Given request. Pull out every line with the word "Area".

Dataset records:
-.-.-

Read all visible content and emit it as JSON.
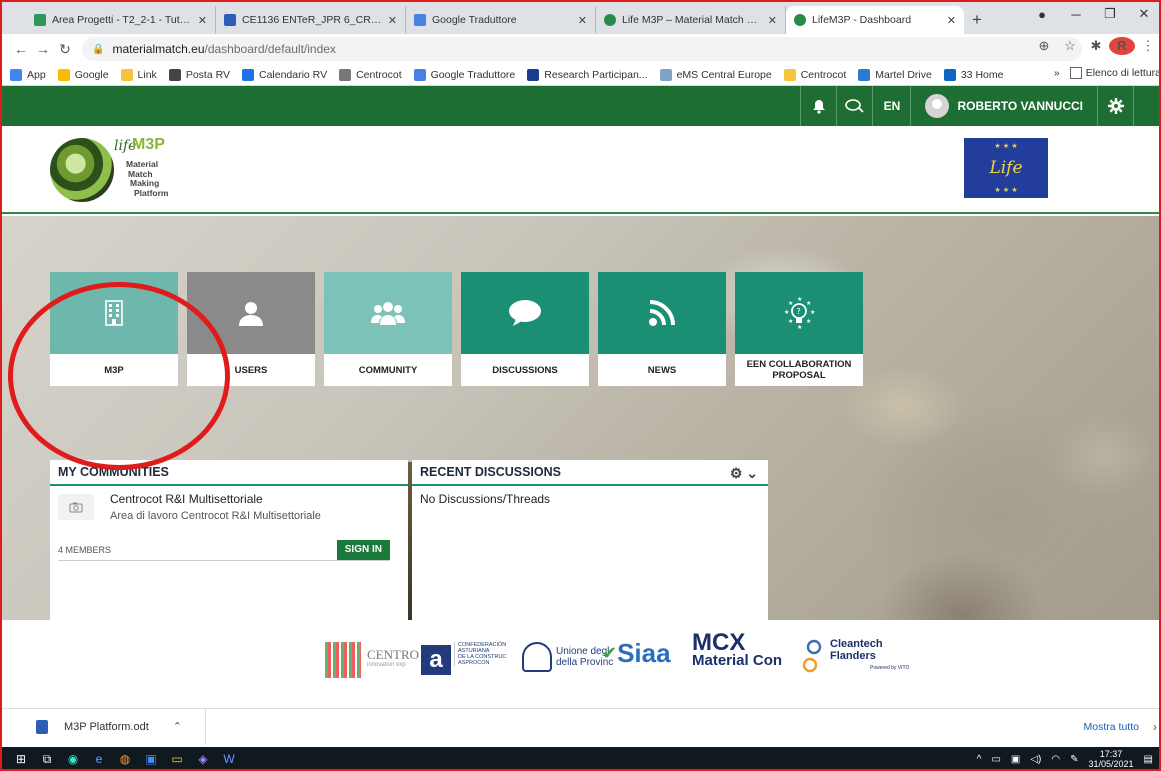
{
  "browser": {
    "tabs": [
      {
        "title": "Area Progetti - T2_2-1 - Tutti i do",
        "color": "#2f9a58"
      },
      {
        "title": "CE1136 ENTeR_JPR 6_CR1-Ver2.d",
        "color": "#2b5fb5"
      },
      {
        "title": "Google Traduttore",
        "color": "#4a7fe6"
      },
      {
        "title": "Life M3P – Material Match Makin",
        "color": "#2a8a4a"
      },
      {
        "title": "LifeM3P - Dashboard",
        "color": "#2a8a4a"
      }
    ],
    "new_tab": "+",
    "url_host": "materialmatch.eu",
    "url_path": "/dashboard/default/index",
    "profile_initial": "R",
    "bookmarks": [
      {
        "label": "App",
        "color": "#4285f4"
      },
      {
        "label": "Google",
        "color": "#fbbc05"
      },
      {
        "label": "Link",
        "color": "#f3c53a"
      },
      {
        "label": "Posta RV",
        "color": "#444444"
      },
      {
        "label": "Calendario RV",
        "color": "#1a73e8"
      },
      {
        "label": "Centrocot",
        "color": "#777777"
      },
      {
        "label": "Google Traduttore",
        "color": "#4a7fe6"
      },
      {
        "label": "Research Participan...",
        "color": "#1a3d8f"
      },
      {
        "label": "eMS Central Europe",
        "color": "#7fa3c7"
      },
      {
        "label": "Centrocot",
        "color": "#f3c53a"
      },
      {
        "label": "Martel Drive",
        "color": "#2a7bd3"
      },
      {
        "label": "33 Home",
        "color": "#0a66c2"
      }
    ],
    "reading_list": "Elenco di lettura",
    "more": "»"
  },
  "site": {
    "lang": "EN",
    "user_name": "ROBERTO VANNUCCI",
    "logo": {
      "life": "life",
      "m3p": "M3P",
      "lines": [
        "Material",
        "Match",
        "Making",
        "Platform"
      ]
    },
    "eu_logo_text": "Life"
  },
  "tiles": [
    {
      "label": "M3P",
      "icon": "building-icon"
    },
    {
      "label": "USERS",
      "icon": "user-icon"
    },
    {
      "label": "COMMUNITY",
      "icon": "group-icon"
    },
    {
      "label": "DISCUSSIONS",
      "icon": "speech-bubble-icon"
    },
    {
      "label": "NEWS",
      "icon": "rss-icon"
    },
    {
      "label": "EEN COLLABORATION PROPOSAL",
      "icon": "lightbulb-icon"
    }
  ],
  "my_communities": {
    "title": "MY COMMUNITIES",
    "item_title": "Centrocot R&I Multisettoriale",
    "item_sub": "Area di lavoro Centrocot R&I Multisettoriale",
    "members": "4 MEMBERS",
    "signin": "SIGN IN"
  },
  "recent_discussions": {
    "title": "RECENT DISCUSSIONS",
    "empty": "No Discussions/Threads"
  },
  "partners": {
    "centro": "CENTRO",
    "centro_sub": "innovation exp",
    "asturiana": [
      "CONFEDERACIÓN",
      "ASTURIANA",
      "DE LA CONSTRUC",
      "ASPROCON"
    ],
    "unione": [
      "Unione degl",
      "della Provinc"
    ],
    "siaa": "Siaa",
    "mcx": "MCX",
    "mcx_sub": "Material Con",
    "cleantech": [
      "Cleantech",
      "Flanders"
    ],
    "cleantech_sub": "Powered by VITO"
  },
  "downloads": {
    "file": "M3P Platform.odt",
    "show_all": "Mostra tutto"
  },
  "taskbar": {
    "time": "17:37",
    "date": "31/05/2021"
  }
}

-.-.-

Result of the exercise.
        "title": "Area Progetti - T2_2-1 - Tutti i do",
    "item_sub": "Area di lavoro Centrocot R&I Multisettoriale",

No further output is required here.